Aim of the exercise – Only a number is expected: how many lines in the data below contain the word "nfreio".

(Dataset records)
┏━━
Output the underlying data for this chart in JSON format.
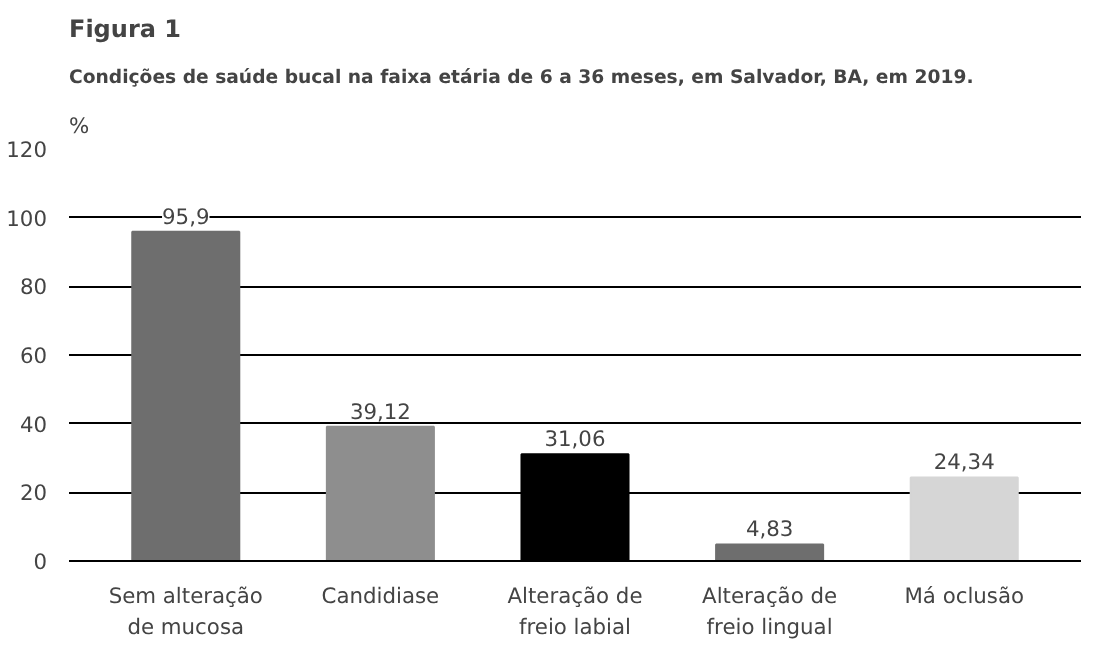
{
  "chart_data": {
    "type": "bar",
    "title": "Figura 1",
    "subtitle": "Condições de saúde bucal na faixa etária de 6 a 36 meses, em Salvador, BA, em 2019.",
    "ylabel": "%",
    "categories": [
      "Sem alteração\nde mucosa",
      "Candidiase",
      "Alteração de\nfreio labial",
      "Alteração de\nfreio lingual",
      "Má oclusão"
    ],
    "values": [
      95.9,
      39.12,
      31.06,
      4.83,
      24.34
    ],
    "value_labels": [
      "95,9",
      "39,12",
      "31,06",
      "4,83",
      "24,34"
    ],
    "colors": [
      "#6e6e6e",
      "#8e8e8e",
      "#000000",
      "#6e6e6e",
      "#d6d6d6"
    ],
    "ylim": [
      0,
      120
    ],
    "yticks": [
      0,
      20,
      40,
      60,
      80,
      100,
      120
    ],
    "grid": "y"
  }
}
┗━━
Exercise output – 2